Short problem:
In the listing below, count the lines with "text" and report only the figure.

Input material:

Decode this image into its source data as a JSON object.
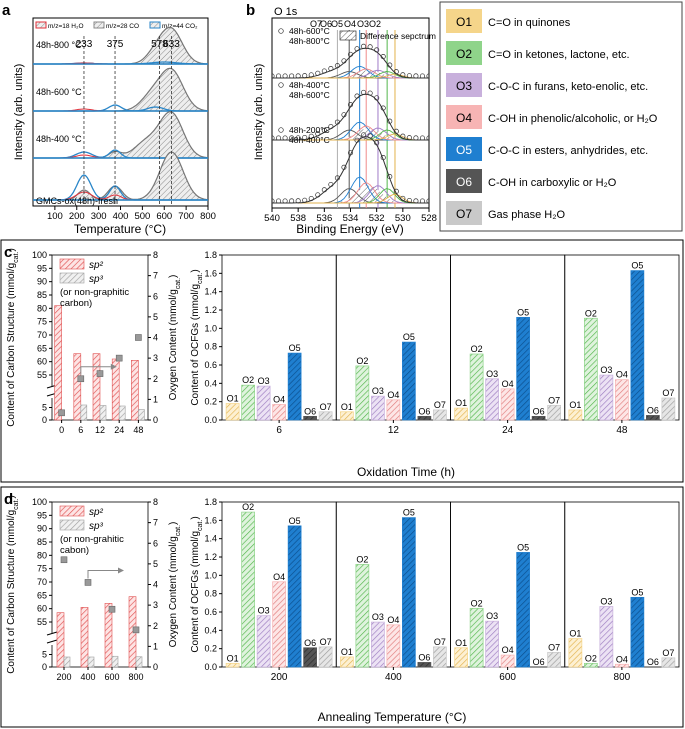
{
  "panel_a": {
    "label": "a",
    "legend": [
      {
        "text": "m/z=18 H₂O",
        "color": "#e0303a"
      },
      {
        "text": "m/z=28 CO",
        "color": "#8a8a8a"
      },
      {
        "text": "m/z=44 CO₂",
        "color": "#2a86c8"
      }
    ],
    "peak_labels": [
      "233",
      "375",
      "578",
      "633"
    ],
    "peak_positions": [
      233,
      375,
      578,
      633
    ],
    "trace_labels": [
      "48h-800 °C",
      "48h-600 °C",
      "48h-400 °C",
      "GMCs-ox(48h)-fresh"
    ],
    "ylabel": "Intensity (arb. units)",
    "xlabel": "Temperature (°C)",
    "xticks": [
      "100",
      "200",
      "300",
      "400",
      "500",
      "600",
      "700",
      "800"
    ]
  },
  "panel_b": {
    "label": "b",
    "title": "O 1s",
    "diff_legend": "Difference sepctrum",
    "top_labels": [
      "O7",
      "O6",
      "O5",
      "O4",
      "O3",
      "O2"
    ],
    "pair_labels": [
      [
        "48h-600°C",
        "48h-800°C"
      ],
      [
        "48h-400°C",
        "48h-600°C"
      ],
      [
        "48h-200°C",
        "48h-400°C"
      ]
    ],
    "ylabel": "Intensity (arb. units)",
    "xlabel": "Binding Energy (eV)",
    "xticks": [
      "540",
      "538",
      "536",
      "534",
      "532",
      "530",
      "528"
    ]
  },
  "legend_box": [
    {
      "code": "O1",
      "desc": "C=O in quinones",
      "color": "#f5d58a"
    },
    {
      "code": "O2",
      "desc": "C=O in ketones, lactone, etc.",
      "color": "#8fd48a"
    },
    {
      "code": "O3",
      "desc": "C-O-C in furans, keto-enolic, etc.",
      "color": "#c8b0dc"
    },
    {
      "code": "O4",
      "desc": "C-OH in phenolic/alcoholic, or H₂O",
      "color": "#f7b4b4"
    },
    {
      "code": "O5",
      "desc": "C-O-C in esters, anhydrides, etc.",
      "color": "#1f7fd0"
    },
    {
      "code": "O6",
      "desc": "C-OH in carboxylic or H₂O",
      "color": "#555555"
    },
    {
      "code": "O7",
      "desc": "Gas phase H₂O",
      "color": "#c9c9c9"
    }
  ],
  "panel_c": {
    "label": "c",
    "left_ylabel": "Content of Carbon Structure (mmol/g",
    "left_ylabel_sub": "cat.",
    "right_ylabel": "Oxygen Content (mmol/g",
    "right_ylabel_sub": "cat.",
    "legend": [
      "sp²",
      "sp³",
      "(or non-graphitic",
      "carbon)"
    ],
    "ocfg_ylabel": "Content of OCFGs (mmol/g",
    "ocfg_ylabel_sub": "cat.",
    "xlabel": "Oxidation Time (h)"
  },
  "panel_d": {
    "label": "d",
    "left_ylabel": "Content of Carbon Structure (mmol/g",
    "left_ylabel_sub": "cat.",
    "right_ylabel": "Oxygen Content (mmol/g",
    "right_ylabel_sub": "cat.",
    "legend": [
      "sp²",
      "sp³",
      "(or non-grahitic",
      "cabon)"
    ],
    "ocfg_ylabel": "Content of OCFGs (mmol/g",
    "ocfg_ylabel_sub": "cat.",
    "xlabel": "Annealing Temperature (°C)"
  },
  "chart_data": [
    {
      "type": "bar",
      "id": "c_left",
      "categories": [
        "0",
        "6",
        "12",
        "24",
        "48"
      ],
      "series": [
        {
          "name": "sp²",
          "values": [
            81,
            63,
            63,
            61,
            60.5
          ]
        },
        {
          "name": "sp³",
          "values": [
            0,
            6,
            5.8,
            5.6,
            4.2
          ]
        }
      ],
      "oxygen_content": [
        0.35,
        2.0,
        2.25,
        3.0,
        4.0
      ],
      "left_ticks": [
        "0",
        "5",
        "55",
        "60",
        "65",
        "70",
        "75",
        "80",
        "85",
        "90",
        "95",
        "100"
      ],
      "right_ticks": [
        "0",
        "1",
        "2",
        "3",
        "4",
        "5",
        "6",
        "7",
        "8"
      ]
    },
    {
      "type": "bar",
      "id": "c_right",
      "categories": [
        "6",
        "12",
        "24",
        "48"
      ],
      "series_names": [
        "O1",
        "O2",
        "O3",
        "O4",
        "O5",
        "O6",
        "O7"
      ],
      "values": [
        [
          0.18,
          0.38,
          0.37,
          0.17,
          0.73,
          0.04,
          0.09
        ],
        [
          0.09,
          0.59,
          0.26,
          0.22,
          0.85,
          0.04,
          0.11
        ],
        [
          0.13,
          0.72,
          0.45,
          0.34,
          1.12,
          0.04,
          0.16
        ],
        [
          0.11,
          1.11,
          0.49,
          0.44,
          1.63,
          0.05,
          0.24
        ]
      ],
      "yticks": [
        "0.0",
        "0.2",
        "0.4",
        "0.6",
        "0.8",
        "1.0",
        "1.2",
        "1.4",
        "1.6",
        "1.8"
      ],
      "ylim": [
        0,
        1.8
      ]
    },
    {
      "type": "bar",
      "id": "d_left",
      "categories": [
        "200",
        "400",
        "600",
        "800"
      ],
      "series": [
        {
          "name": "sp²",
          "values": [
            58.5,
            60.5,
            62,
            64.5
          ]
        },
        {
          "name": "sp³",
          "values": [
            4,
            4,
            4.3,
            4.1
          ]
        }
      ],
      "oxygen_content": [
        5.2,
        4.1,
        2.8,
        1.8
      ],
      "left_ticks": [
        "0",
        "5",
        "55",
        "60",
        "65",
        "70",
        "75",
        "80",
        "85",
        "90",
        "95",
        "100"
      ],
      "right_ticks": [
        "0",
        "1",
        "2",
        "3",
        "4",
        "5",
        "6",
        "7",
        "8"
      ]
    },
    {
      "type": "bar",
      "id": "d_right",
      "categories": [
        "200",
        "400",
        "600",
        "800"
      ],
      "series_names": [
        "O1",
        "O2",
        "O3",
        "O4",
        "O5",
        "O6",
        "O7"
      ],
      "values": [
        [
          0.04,
          1.69,
          0.56,
          0.93,
          1.54,
          0.21,
          0.22
        ],
        [
          0.11,
          1.12,
          0.49,
          0.46,
          1.63,
          0.05,
          0.22
        ],
        [
          0.21,
          0.64,
          0.5,
          0.13,
          1.25,
          0,
          0.16
        ],
        [
          0.31,
          0.04,
          0.66,
          0.03,
          0.76,
          0,
          0.1
        ]
      ],
      "yticks": [
        "0.0",
        "0.2",
        "0.4",
        "0.6",
        "0.8",
        "1.0",
        "1.2",
        "1.4",
        "1.6",
        "1.8"
      ],
      "ylim": [
        0,
        1.8
      ]
    }
  ]
}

Finished answer:
3